**Directive:**
Copy the listing verbatim, excluding any images found in it.

**Data lines:**
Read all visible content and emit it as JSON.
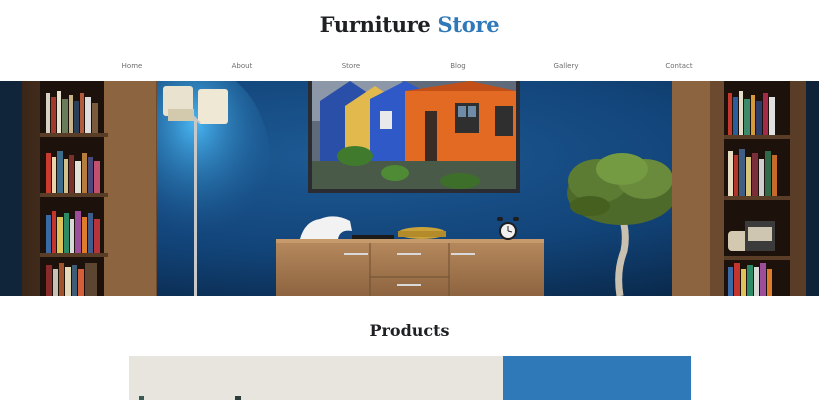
{
  "site": {
    "title_main": "Furniture",
    "title_accent": "Store",
    "accent_color": "#2f79b9"
  },
  "nav": {
    "items": [
      {
        "label": "Home"
      },
      {
        "label": "About"
      },
      {
        "label": "Store"
      },
      {
        "label": "Blog"
      },
      {
        "label": "Gallery"
      },
      {
        "label": "Contact"
      }
    ]
  },
  "hero": {
    "description": "",
    "wall_color": "#123e6d"
  },
  "products": {
    "heading": "Products",
    "panel_color": "#2f79b9"
  }
}
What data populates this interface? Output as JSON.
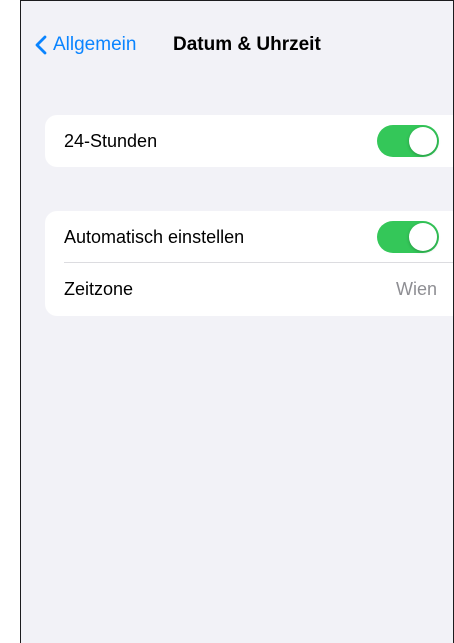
{
  "navbar": {
    "back_label": "Allgemein",
    "title": "Datum & Uhrzeit"
  },
  "groups": [
    {
      "rows": [
        {
          "label": "24-Stunden",
          "control": "toggle",
          "on": true
        }
      ]
    },
    {
      "rows": [
        {
          "label": "Automatisch einstellen",
          "control": "toggle",
          "on": true
        },
        {
          "label": "Zeitzone",
          "value": "Wien"
        }
      ]
    }
  ],
  "colors": {
    "accent": "#0a84ff",
    "toggle_on": "#34c759",
    "background": "#f2f2f7",
    "secondary_text": "#8e8e93"
  },
  "icons": {
    "back": "chevron-left-icon"
  }
}
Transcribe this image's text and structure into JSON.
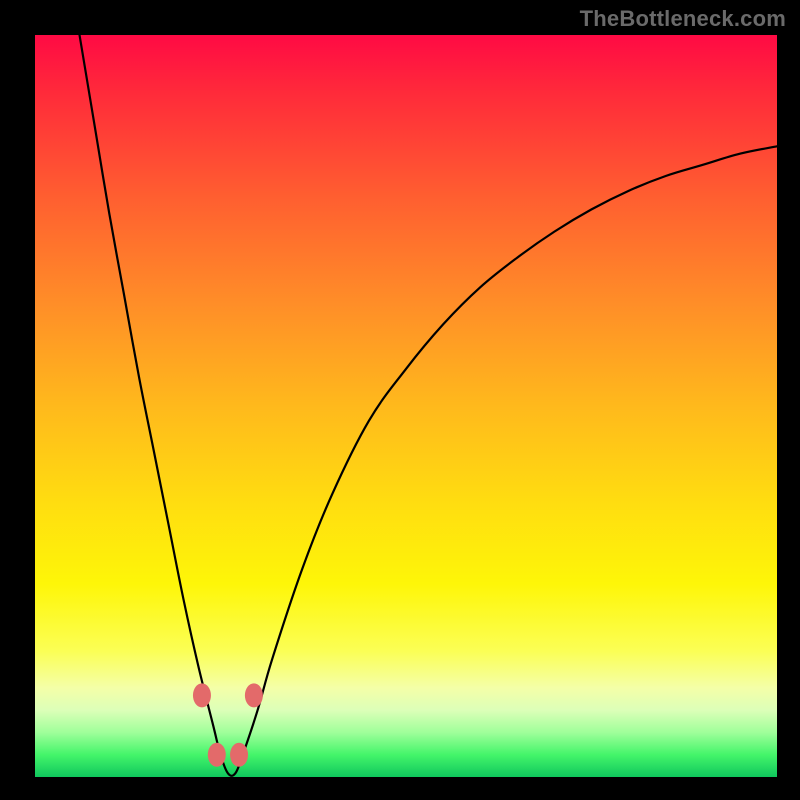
{
  "watermark": "TheBottleneck.com",
  "chart_data": {
    "type": "line",
    "title": "",
    "xlabel": "",
    "ylabel": "",
    "xlim": [
      0,
      100
    ],
    "ylim": [
      0,
      100
    ],
    "grid": false,
    "legend": false,
    "background_gradient": {
      "top_color": "#ff0a44",
      "bottom_color": "#0fc75d"
    },
    "series": [
      {
        "name": "bottleneck-curve",
        "color": "#000000",
        "x": [
          6,
          8,
          10,
          12,
          14,
          16,
          18,
          20,
          22,
          24,
          25,
          26,
          27,
          28,
          30,
          32,
          36,
          40,
          45,
          50,
          55,
          60,
          65,
          70,
          75,
          80,
          85,
          90,
          95,
          100
        ],
        "y": [
          100,
          88,
          76,
          65,
          54,
          44,
          34,
          24,
          15,
          7,
          3,
          0.5,
          0.5,
          3,
          9,
          16,
          28,
          38,
          48,
          55,
          61,
          66,
          70,
          73.5,
          76.5,
          79,
          81,
          82.5,
          84,
          85
        ]
      }
    ],
    "markers": {
      "name": "highlight-dots",
      "color": "#e36a6a",
      "points": [
        {
          "x": 22.5,
          "y": 11
        },
        {
          "x": 24.5,
          "y": 3
        },
        {
          "x": 27.5,
          "y": 3
        },
        {
          "x": 29.5,
          "y": 11
        }
      ]
    }
  }
}
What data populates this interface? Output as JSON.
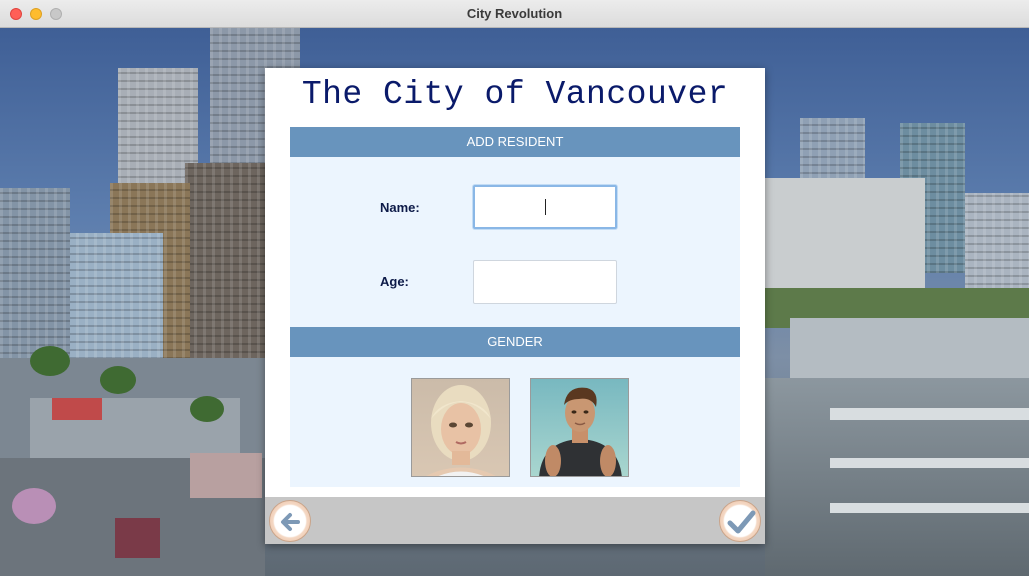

**In response:**
Read all visible content and emit it as JSON.
{
  "site": {
    "title_main": "Furniture",
    "title_accent": "Store",
    "accent_color": "#2f79b9"
  },
  "nav": {
    "items": [
      {
        "label": "Home"
      },
      {
        "label": "About"
      },
      {
        "label": "Store"
      },
      {
        "label": "Blog"
      },
      {
        "label": "Gallery"
      },
      {
        "label": "Contact"
      }
    ]
  },
  "hero": {
    "description": "",
    "wall_color": "#123e6d"
  },
  "products": {
    "heading": "Products",
    "panel_color": "#2f79b9"
  }
}
What data populates this interface? Output as JSON.
{
  "navbar": {
    "back_label": "Allgemein",
    "title": "Datum & Uhrzeit"
  },
  "groups": [
    {
      "rows": [
        {
          "label": "24-Stunden",
          "control": "toggle",
          "on": true
        }
      ]
    },
    {
      "rows": [
        {
          "label": "Automatisch einstellen",
          "control": "toggle",
          "on": true
        },
        {
          "label": "Zeitzone",
          "value": "Wien"
        }
      ]
    }
  ],
  "colors": {
    "accent": "#0a84ff",
    "toggle_on": "#34c759",
    "background": "#f2f2f7",
    "secondary_text": "#8e8e93"
  },
  "icons": {
    "back": "chevron-left-icon"
  }
}
Transcribe this image's text and structure into JSON.
{
  "watermark": "TheBottleneck.com",
  "chart_data": {
    "type": "line",
    "title": "",
    "xlabel": "",
    "ylabel": "",
    "xlim": [
      0,
      100
    ],
    "ylim": [
      0,
      100
    ],
    "grid": false,
    "legend": false,
    "background_gradient": {
      "top_color": "#ff0a44",
      "bottom_color": "#0fc75d"
    },
    "series": [
      {
        "name": "bottleneck-curve",
        "color": "#000000",
        "x": [
          6,
          8,
          10,
          12,
          14,
          16,
          18,
          20,
          22,
          24,
          25,
          26,
          27,
          28,
          30,
          32,
          36,
          40,
          45,
          50,
          55,
          60,
          65,
          70,
          75,
          80,
          85,
          90,
          95,
          100
        ],
        "y": [
          100,
          88,
          76,
          65,
          54,
          44,
          34,
          24,
          15,
          7,
          3,
          0.5,
          0.5,
          3,
          9,
          16,
          28,
          38,
          48,
          55,
          61,
          66,
          70,
          73.5,
          76.5,
          79,
          81,
          82.5,
          84,
          85
        ]
      }
    ],
    "markers": {
      "name": "highlight-dots",
      "color": "#e36a6a",
      "points": [
        {
          "x": 22.5,
          "y": 11
        },
        {
          "x": 24.5,
          "y": 3
        },
        {
          "x": 27.5,
          "y": 3
        },
        {
          "x": 29.5,
          "y": 11
        }
      ]
    }
  }
}
What data populates this interface? Output as JSON.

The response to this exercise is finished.